(Exercise): Reproduce the entire listing word for word.

(Recorded information):
***
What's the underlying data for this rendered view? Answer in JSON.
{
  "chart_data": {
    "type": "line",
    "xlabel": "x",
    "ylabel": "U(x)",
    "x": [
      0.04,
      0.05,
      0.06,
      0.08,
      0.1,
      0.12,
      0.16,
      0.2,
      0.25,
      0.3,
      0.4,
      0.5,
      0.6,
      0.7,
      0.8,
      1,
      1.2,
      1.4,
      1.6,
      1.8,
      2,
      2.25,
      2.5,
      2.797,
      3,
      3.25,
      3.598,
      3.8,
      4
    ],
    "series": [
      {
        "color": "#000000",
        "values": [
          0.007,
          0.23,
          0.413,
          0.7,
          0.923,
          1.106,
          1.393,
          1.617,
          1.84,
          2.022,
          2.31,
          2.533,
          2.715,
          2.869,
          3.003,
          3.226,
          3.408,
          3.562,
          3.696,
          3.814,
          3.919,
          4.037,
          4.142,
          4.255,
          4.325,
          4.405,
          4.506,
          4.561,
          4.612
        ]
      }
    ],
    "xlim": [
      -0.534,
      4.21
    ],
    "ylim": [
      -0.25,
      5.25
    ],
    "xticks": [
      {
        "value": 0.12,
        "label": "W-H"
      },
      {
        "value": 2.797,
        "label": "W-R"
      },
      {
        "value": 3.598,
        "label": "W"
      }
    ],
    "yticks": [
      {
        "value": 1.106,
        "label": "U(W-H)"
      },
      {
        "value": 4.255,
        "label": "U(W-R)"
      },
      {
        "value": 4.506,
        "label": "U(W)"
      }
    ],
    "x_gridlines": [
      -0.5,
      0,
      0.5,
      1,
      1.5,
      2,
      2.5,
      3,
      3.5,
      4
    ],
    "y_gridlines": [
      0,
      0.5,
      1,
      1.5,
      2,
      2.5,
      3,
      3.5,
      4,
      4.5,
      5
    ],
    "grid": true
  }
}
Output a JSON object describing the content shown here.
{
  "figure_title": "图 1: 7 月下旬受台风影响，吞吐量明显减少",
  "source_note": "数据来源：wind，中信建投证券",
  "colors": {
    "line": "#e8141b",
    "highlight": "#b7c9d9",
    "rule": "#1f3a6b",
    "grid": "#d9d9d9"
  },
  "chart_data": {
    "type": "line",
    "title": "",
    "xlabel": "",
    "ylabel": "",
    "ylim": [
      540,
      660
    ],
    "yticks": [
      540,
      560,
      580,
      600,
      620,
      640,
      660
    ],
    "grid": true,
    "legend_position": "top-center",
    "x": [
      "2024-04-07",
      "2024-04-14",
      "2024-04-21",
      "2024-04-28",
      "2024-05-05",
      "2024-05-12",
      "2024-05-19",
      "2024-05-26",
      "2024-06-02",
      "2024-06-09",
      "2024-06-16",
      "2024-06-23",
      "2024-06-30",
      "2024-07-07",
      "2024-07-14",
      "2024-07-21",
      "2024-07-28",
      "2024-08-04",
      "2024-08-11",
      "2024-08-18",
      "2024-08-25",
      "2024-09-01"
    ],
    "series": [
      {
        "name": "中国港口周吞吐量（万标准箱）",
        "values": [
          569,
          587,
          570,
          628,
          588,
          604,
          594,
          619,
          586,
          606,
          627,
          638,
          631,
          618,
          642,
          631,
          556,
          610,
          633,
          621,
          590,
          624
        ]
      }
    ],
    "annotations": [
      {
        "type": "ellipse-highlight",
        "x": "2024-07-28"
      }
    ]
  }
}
***
(Written solution):
What's the underlying data for this rendered view? Answer in JSON.
{
  "chart_data": {
    "type": "line",
    "xlabel": "x",
    "ylabel": "U(x)",
    "x": [
      0.04,
      0.05,
      0.06,
      0.08,
      0.1,
      0.12,
      0.16,
      0.2,
      0.25,
      0.3,
      0.4,
      0.5,
      0.6,
      0.7,
      0.8,
      1,
      1.2,
      1.4,
      1.6,
      1.8,
      2,
      2.25,
      2.5,
      2.797,
      3,
      3.25,
      3.598,
      3.8,
      4
    ],
    "series": [
      {
        "color": "#000000",
        "values": [
          0.007,
          0.23,
          0.413,
          0.7,
          0.923,
          1.106,
          1.393,
          1.617,
          1.84,
          2.022,
          2.31,
          2.533,
          2.715,
          2.869,
          3.003,
          3.226,
          3.408,
          3.562,
          3.696,
          3.814,
          3.919,
          4.037,
          4.142,
          4.255,
          4.325,
          4.405,
          4.506,
          4.561,
          4.612
        ]
      }
    ],
    "xlim": [
      -0.534,
      4.21
    ],
    "ylim": [
      -0.25,
      5.25
    ],
    "xticks": [
      {
        "value": 0.12,
        "label": "W-H"
      },
      {
        "value": 2.797,
        "label": "W-R"
      },
      {
        "value": 3.598,
        "label": "W"
      }
    ],
    "yticks": [
      {
        "value": 1.106,
        "label": "U(W-H)"
      },
      {
        "value": 4.255,
        "label": "U(W-R)"
      },
      {
        "value": 4.506,
        "label": "U(W)"
      }
    ],
    "x_gridlines": [
      -0.5,
      0,
      0.5,
      1,
      1.5,
      2,
      2.5,
      3,
      3.5,
      4
    ],
    "y_gridlines": [
      0,
      0.5,
      1,
      1.5,
      2,
      2.5,
      3,
      3.5,
      4,
      4.5,
      5
    ],
    "grid": true
  }
}
Output a JSON object describing the content shown here.
{
  "figure_title": "图 1: 7 月下旬受台风影响，吞吐量明显减少",
  "source_note": "数据来源：wind，中信建投证券",
  "colors": {
    "line": "#e8141b",
    "highlight": "#b7c9d9",
    "rule": "#1f3a6b",
    "grid": "#d9d9d9"
  },
  "chart_data": {
    "type": "line",
    "title": "",
    "xlabel": "",
    "ylabel": "",
    "ylim": [
      540,
      660
    ],
    "yticks": [
      540,
      560,
      580,
      600,
      620,
      640,
      660
    ],
    "grid": true,
    "legend_position": "top-center",
    "x": [
      "2024-04-07",
      "2024-04-14",
      "2024-04-21",
      "2024-04-28",
      "2024-05-05",
      "2024-05-12",
      "2024-05-19",
      "2024-05-26",
      "2024-06-02",
      "2024-06-09",
      "2024-06-16",
      "2024-06-23",
      "2024-06-30",
      "2024-07-07",
      "2024-07-14",
      "2024-07-21",
      "2024-07-28",
      "2024-08-04",
      "2024-08-11",
      "2024-08-18",
      "2024-08-25",
      "2024-09-01"
    ],
    "series": [
      {
        "name": "中国港口周吞吐量（万标准箱）",
        "values": [
          569,
          587,
          570,
          628,
          588,
          604,
          594,
          619,
          586,
          606,
          627,
          638,
          631,
          618,
          642,
          631,
          556,
          610,
          633,
          621,
          590,
          624
        ]
      }
    ],
    "annotations": [
      {
        "type": "ellipse-highlight",
        "x": "2024-07-28"
      }
    ]
  }
}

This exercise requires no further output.